> PROBLEM REQUIREMENTS: Could you write out every record below exactly, leaving out any pictures?

> PROVIDED INFORMATION:

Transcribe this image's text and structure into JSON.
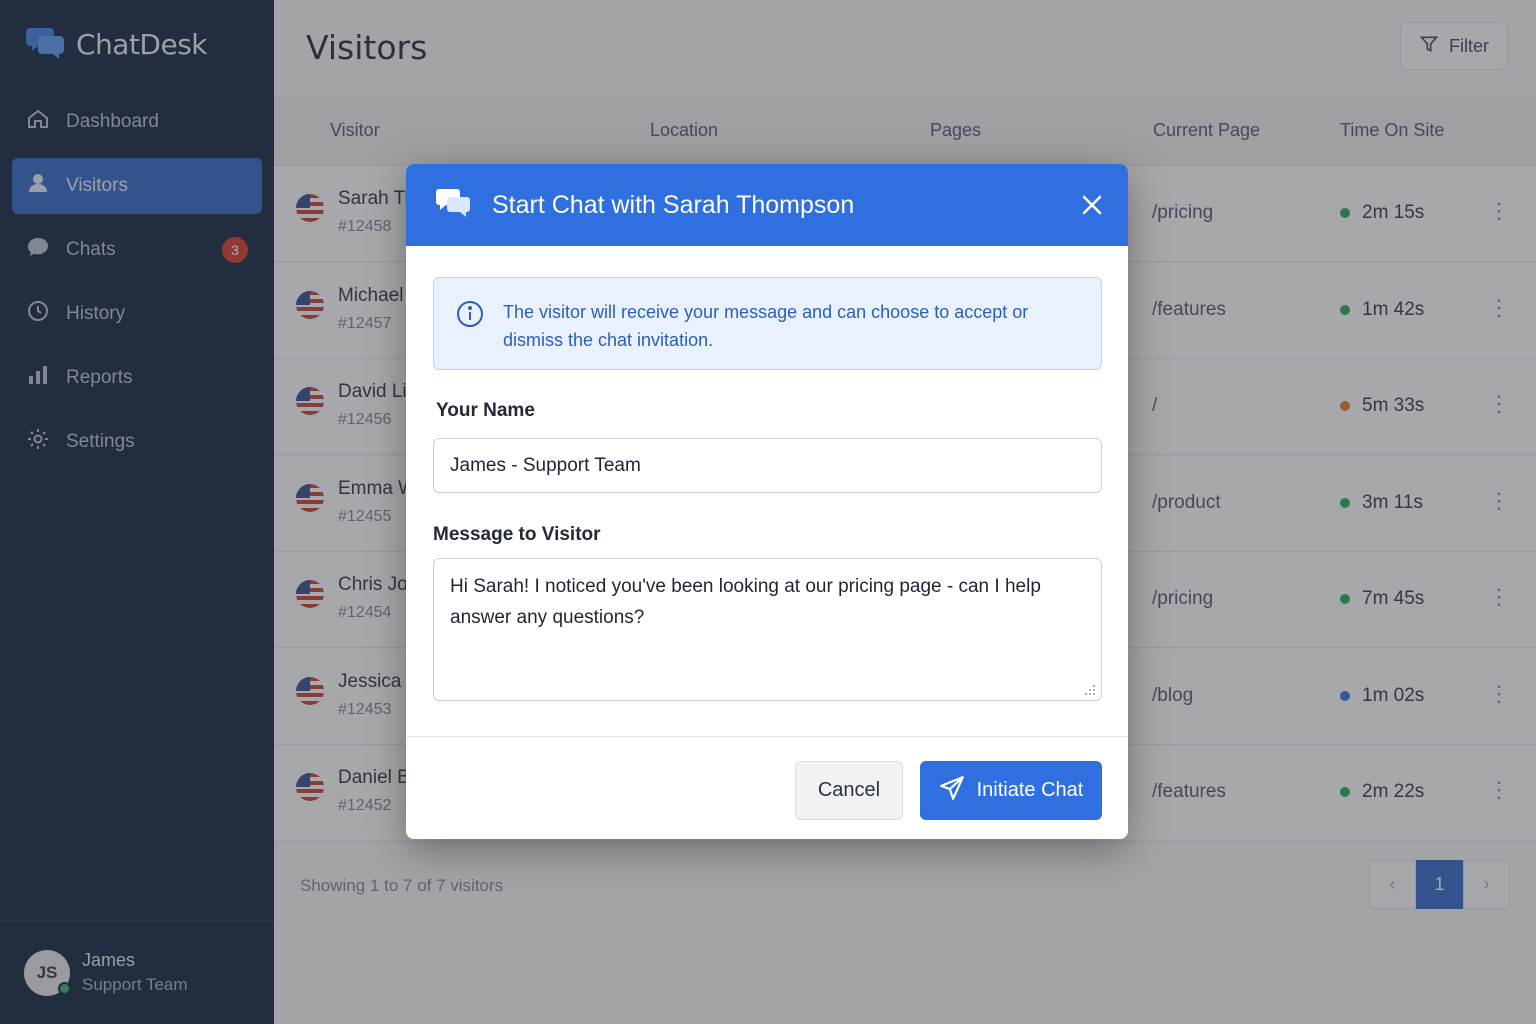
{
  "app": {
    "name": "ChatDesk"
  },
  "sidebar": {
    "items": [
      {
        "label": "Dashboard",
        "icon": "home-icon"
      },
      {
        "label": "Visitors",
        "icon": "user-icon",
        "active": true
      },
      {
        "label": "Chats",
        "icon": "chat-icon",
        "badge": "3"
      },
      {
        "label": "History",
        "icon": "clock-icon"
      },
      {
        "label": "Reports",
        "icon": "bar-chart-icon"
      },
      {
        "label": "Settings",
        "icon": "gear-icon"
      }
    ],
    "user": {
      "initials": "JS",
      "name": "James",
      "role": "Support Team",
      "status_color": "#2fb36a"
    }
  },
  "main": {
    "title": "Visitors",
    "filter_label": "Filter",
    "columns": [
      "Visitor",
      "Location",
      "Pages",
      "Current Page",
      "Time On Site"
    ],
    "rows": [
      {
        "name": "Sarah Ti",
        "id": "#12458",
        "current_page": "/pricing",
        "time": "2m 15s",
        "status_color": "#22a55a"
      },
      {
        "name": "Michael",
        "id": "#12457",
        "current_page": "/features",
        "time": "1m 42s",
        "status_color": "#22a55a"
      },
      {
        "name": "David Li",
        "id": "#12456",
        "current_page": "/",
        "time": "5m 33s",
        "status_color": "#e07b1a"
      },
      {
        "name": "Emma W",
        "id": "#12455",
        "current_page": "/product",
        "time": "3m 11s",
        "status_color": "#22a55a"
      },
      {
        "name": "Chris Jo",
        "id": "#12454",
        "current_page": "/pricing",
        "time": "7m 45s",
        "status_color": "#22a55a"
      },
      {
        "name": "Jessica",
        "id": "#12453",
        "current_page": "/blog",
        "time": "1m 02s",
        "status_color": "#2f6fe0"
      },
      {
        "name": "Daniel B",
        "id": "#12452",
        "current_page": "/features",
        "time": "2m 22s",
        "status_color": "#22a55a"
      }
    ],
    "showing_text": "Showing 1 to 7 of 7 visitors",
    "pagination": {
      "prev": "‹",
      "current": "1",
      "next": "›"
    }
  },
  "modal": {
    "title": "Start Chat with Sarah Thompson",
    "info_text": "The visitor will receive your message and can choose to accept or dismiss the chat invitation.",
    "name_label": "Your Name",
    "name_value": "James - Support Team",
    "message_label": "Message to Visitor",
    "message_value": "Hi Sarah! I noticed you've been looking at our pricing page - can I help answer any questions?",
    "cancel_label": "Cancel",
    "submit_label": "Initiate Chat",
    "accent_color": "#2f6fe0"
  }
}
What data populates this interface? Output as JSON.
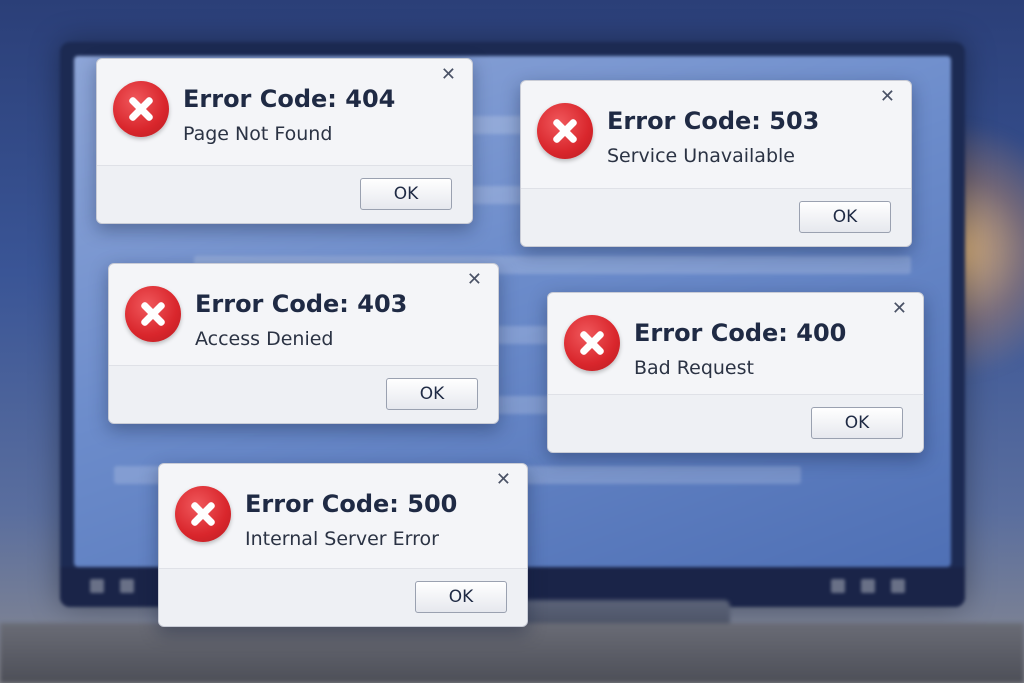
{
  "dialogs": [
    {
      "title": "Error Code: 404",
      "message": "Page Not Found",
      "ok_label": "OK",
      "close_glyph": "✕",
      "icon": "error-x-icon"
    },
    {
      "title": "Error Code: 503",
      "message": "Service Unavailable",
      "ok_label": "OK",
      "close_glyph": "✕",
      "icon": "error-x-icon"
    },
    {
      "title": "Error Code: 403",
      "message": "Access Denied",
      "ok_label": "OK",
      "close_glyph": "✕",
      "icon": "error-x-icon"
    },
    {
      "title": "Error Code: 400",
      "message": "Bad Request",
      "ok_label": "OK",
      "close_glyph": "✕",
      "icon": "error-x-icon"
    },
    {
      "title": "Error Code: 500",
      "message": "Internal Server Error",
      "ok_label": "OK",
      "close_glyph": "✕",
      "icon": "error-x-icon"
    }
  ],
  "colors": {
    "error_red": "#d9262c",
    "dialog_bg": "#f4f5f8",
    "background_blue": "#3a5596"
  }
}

> THE REPLY:
Transcribe this image's text and structure into JSON.
{
  "app": {
    "name": "ChatDesk"
  },
  "sidebar": {
    "items": [
      {
        "label": "Dashboard",
        "icon": "home-icon"
      },
      {
        "label": "Visitors",
        "icon": "user-icon",
        "active": true
      },
      {
        "label": "Chats",
        "icon": "chat-icon",
        "badge": "3"
      },
      {
        "label": "History",
        "icon": "clock-icon"
      },
      {
        "label": "Reports",
        "icon": "bar-chart-icon"
      },
      {
        "label": "Settings",
        "icon": "gear-icon"
      }
    ],
    "user": {
      "initials": "JS",
      "name": "James",
      "role": "Support Team",
      "status_color": "#2fb36a"
    }
  },
  "main": {
    "title": "Visitors",
    "filter_label": "Filter",
    "columns": [
      "Visitor",
      "Location",
      "Pages",
      "Current Page",
      "Time On Site"
    ],
    "rows": [
      {
        "name": "Sarah Ti",
        "id": "#12458",
        "current_page": "/pricing",
        "time": "2m 15s",
        "status_color": "#22a55a"
      },
      {
        "name": "Michael",
        "id": "#12457",
        "current_page": "/features",
        "time": "1m 42s",
        "status_color": "#22a55a"
      },
      {
        "name": "David Li",
        "id": "#12456",
        "current_page": "/",
        "time": "5m 33s",
        "status_color": "#e07b1a"
      },
      {
        "name": "Emma W",
        "id": "#12455",
        "current_page": "/product",
        "time": "3m 11s",
        "status_color": "#22a55a"
      },
      {
        "name": "Chris Jo",
        "id": "#12454",
        "current_page": "/pricing",
        "time": "7m 45s",
        "status_color": "#22a55a"
      },
      {
        "name": "Jessica",
        "id": "#12453",
        "current_page": "/blog",
        "time": "1m 02s",
        "status_color": "#2f6fe0"
      },
      {
        "name": "Daniel B",
        "id": "#12452",
        "current_page": "/features",
        "time": "2m 22s",
        "status_color": "#22a55a"
      }
    ],
    "showing_text": "Showing 1 to 7 of 7 visitors",
    "pagination": {
      "prev": "‹",
      "current": "1",
      "next": "›"
    }
  },
  "modal": {
    "title": "Start Chat with Sarah Thompson",
    "info_text": "The visitor will receive your message and can choose to accept or dismiss the chat invitation.",
    "name_label": "Your Name",
    "name_value": "James - Support Team",
    "message_label": "Message to Visitor",
    "message_value": "Hi Sarah! I noticed you've been looking at our pricing page - can I help answer any questions?",
    "cancel_label": "Cancel",
    "submit_label": "Initiate Chat",
    "accent_color": "#2f6fe0"
  }
}
What data populates this interface? Output as JSON.
{
  "dialogs": [
    {
      "title": "Error Code: 404",
      "message": "Page Not Found",
      "ok_label": "OK",
      "close_glyph": "✕",
      "icon": "error-x-icon"
    },
    {
      "title": "Error Code: 503",
      "message": "Service Unavailable",
      "ok_label": "OK",
      "close_glyph": "✕",
      "icon": "error-x-icon"
    },
    {
      "title": "Error Code: 403",
      "message": "Access Denied",
      "ok_label": "OK",
      "close_glyph": "✕",
      "icon": "error-x-icon"
    },
    {
      "title": "Error Code: 400",
      "message": "Bad Request",
      "ok_label": "OK",
      "close_glyph": "✕",
      "icon": "error-x-icon"
    },
    {
      "title": "Error Code: 500",
      "message": "Internal Server Error",
      "ok_label": "OK",
      "close_glyph": "✕",
      "icon": "error-x-icon"
    }
  ],
  "colors": {
    "error_red": "#d9262c",
    "dialog_bg": "#f4f5f8",
    "background_blue": "#3a5596"
  }
}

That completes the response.